Look through the data and write out every line with the word "코딩변경" in it.

— start —

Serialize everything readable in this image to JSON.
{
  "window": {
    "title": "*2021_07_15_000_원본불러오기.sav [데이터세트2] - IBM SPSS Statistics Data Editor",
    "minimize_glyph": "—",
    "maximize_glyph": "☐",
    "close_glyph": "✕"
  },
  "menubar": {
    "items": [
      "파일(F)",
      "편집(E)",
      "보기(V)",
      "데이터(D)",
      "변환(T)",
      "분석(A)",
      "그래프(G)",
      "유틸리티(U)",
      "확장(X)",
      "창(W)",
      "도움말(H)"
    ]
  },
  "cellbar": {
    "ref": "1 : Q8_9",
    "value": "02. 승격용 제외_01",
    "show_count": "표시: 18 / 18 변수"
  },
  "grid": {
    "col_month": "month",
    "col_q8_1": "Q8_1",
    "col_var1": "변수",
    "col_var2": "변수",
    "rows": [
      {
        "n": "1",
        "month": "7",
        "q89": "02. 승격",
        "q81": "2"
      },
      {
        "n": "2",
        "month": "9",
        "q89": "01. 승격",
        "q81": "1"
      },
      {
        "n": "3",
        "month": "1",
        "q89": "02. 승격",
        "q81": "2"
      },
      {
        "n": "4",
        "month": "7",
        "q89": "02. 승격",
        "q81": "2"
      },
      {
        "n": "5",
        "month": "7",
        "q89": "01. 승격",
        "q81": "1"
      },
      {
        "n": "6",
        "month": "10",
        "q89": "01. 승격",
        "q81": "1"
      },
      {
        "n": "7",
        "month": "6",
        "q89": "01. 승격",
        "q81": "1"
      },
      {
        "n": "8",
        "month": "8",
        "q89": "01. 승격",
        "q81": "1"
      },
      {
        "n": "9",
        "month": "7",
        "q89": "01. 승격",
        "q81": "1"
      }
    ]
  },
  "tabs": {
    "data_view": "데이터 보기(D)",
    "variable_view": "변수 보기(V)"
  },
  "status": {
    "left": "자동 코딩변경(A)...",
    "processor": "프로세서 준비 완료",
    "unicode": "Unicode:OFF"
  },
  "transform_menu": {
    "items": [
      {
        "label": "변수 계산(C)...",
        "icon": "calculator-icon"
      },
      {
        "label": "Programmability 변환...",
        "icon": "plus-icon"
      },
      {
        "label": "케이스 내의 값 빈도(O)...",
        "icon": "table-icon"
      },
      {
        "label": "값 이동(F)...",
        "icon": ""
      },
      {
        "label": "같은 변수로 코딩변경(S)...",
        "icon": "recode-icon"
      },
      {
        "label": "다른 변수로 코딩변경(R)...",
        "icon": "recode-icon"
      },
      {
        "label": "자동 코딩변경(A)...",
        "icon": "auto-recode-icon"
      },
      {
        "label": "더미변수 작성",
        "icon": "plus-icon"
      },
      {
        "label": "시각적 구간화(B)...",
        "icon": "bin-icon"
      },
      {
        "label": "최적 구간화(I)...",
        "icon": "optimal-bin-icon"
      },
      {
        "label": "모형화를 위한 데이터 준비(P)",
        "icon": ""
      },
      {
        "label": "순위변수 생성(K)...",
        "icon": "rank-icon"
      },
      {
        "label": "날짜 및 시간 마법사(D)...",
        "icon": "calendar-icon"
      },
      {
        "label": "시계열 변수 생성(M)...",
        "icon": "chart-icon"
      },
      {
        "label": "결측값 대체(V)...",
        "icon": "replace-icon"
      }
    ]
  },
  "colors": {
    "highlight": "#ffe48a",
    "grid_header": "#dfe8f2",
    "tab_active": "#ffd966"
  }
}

— end —

**Written response:**
    "left": "자동 코딩변경(A)...",
        "label": "같은 변수로 코딩변경(S)...",
        "label": "다른 변수로 코딩변경(R)...",
        "label": "자동 코딩변경(A)...",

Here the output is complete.